[SUPPLIED RECORDS]

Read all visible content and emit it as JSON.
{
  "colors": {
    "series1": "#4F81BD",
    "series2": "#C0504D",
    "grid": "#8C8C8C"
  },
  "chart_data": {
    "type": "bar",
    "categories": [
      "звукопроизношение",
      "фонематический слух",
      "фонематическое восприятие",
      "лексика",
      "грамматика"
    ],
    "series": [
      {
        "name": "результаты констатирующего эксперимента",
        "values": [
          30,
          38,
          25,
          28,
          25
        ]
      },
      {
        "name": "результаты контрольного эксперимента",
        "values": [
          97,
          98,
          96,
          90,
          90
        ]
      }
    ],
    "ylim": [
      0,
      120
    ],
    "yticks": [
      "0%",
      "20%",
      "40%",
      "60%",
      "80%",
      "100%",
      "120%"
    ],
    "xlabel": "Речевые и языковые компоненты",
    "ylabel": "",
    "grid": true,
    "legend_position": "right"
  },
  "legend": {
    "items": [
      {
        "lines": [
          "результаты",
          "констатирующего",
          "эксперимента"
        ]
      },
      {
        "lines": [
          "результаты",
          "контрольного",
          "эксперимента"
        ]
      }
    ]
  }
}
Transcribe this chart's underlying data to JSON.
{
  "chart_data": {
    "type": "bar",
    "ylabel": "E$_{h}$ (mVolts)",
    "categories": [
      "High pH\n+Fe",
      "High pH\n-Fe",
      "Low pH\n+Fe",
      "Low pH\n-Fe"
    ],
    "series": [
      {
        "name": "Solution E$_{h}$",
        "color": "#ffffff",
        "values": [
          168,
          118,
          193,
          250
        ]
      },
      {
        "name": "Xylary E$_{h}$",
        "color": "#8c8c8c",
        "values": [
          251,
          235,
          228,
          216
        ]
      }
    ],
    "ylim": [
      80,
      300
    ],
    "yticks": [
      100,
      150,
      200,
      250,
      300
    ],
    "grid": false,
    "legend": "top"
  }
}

[WHAT IS REQUIRED] Every line above should be retyped exactly as given.

[OUTPUT FOR THIS TASK]
Read all visible content and emit it as JSON.
{
  "colors": {
    "series1": "#4F81BD",
    "series2": "#C0504D",
    "grid": "#8C8C8C"
  },
  "chart_data": {
    "type": "bar",
    "categories": [
      "звукопроизношение",
      "фонематический слух",
      "фонематическое восприятие",
      "лексика",
      "грамматика"
    ],
    "series": [
      {
        "name": "результаты констатирующего эксперимента",
        "values": [
          30,
          38,
          25,
          28,
          25
        ]
      },
      {
        "name": "результаты контрольного эксперимента",
        "values": [
          97,
          98,
          96,
          90,
          90
        ]
      }
    ],
    "ylim": [
      0,
      120
    ],
    "yticks": [
      "0%",
      "20%",
      "40%",
      "60%",
      "80%",
      "100%",
      "120%"
    ],
    "xlabel": "Речевые и языковые компоненты",
    "ylabel": "",
    "grid": true,
    "legend_position": "right"
  },
  "legend": {
    "items": [
      {
        "lines": [
          "результаты",
          "констатирующего",
          "эксперимента"
        ]
      },
      {
        "lines": [
          "результаты",
          "контрольного",
          "эксперимента"
        ]
      }
    ]
  }
}
Transcribe this chart's underlying data to JSON.
{
  "chart_data": {
    "type": "bar",
    "ylabel": "E$_{h}$ (mVolts)",
    "categories": [
      "High pH\n+Fe",
      "High pH\n-Fe",
      "Low pH\n+Fe",
      "Low pH\n-Fe"
    ],
    "series": [
      {
        "name": "Solution E$_{h}$",
        "color": "#ffffff",
        "values": [
          168,
          118,
          193,
          250
        ]
      },
      {
        "name": "Xylary E$_{h}$",
        "color": "#8c8c8c",
        "values": [
          251,
          235,
          228,
          216
        ]
      }
    ],
    "ylim": [
      80,
      300
    ],
    "yticks": [
      100,
      150,
      200,
      250,
      300
    ],
    "grid": false,
    "legend": "top"
  }
}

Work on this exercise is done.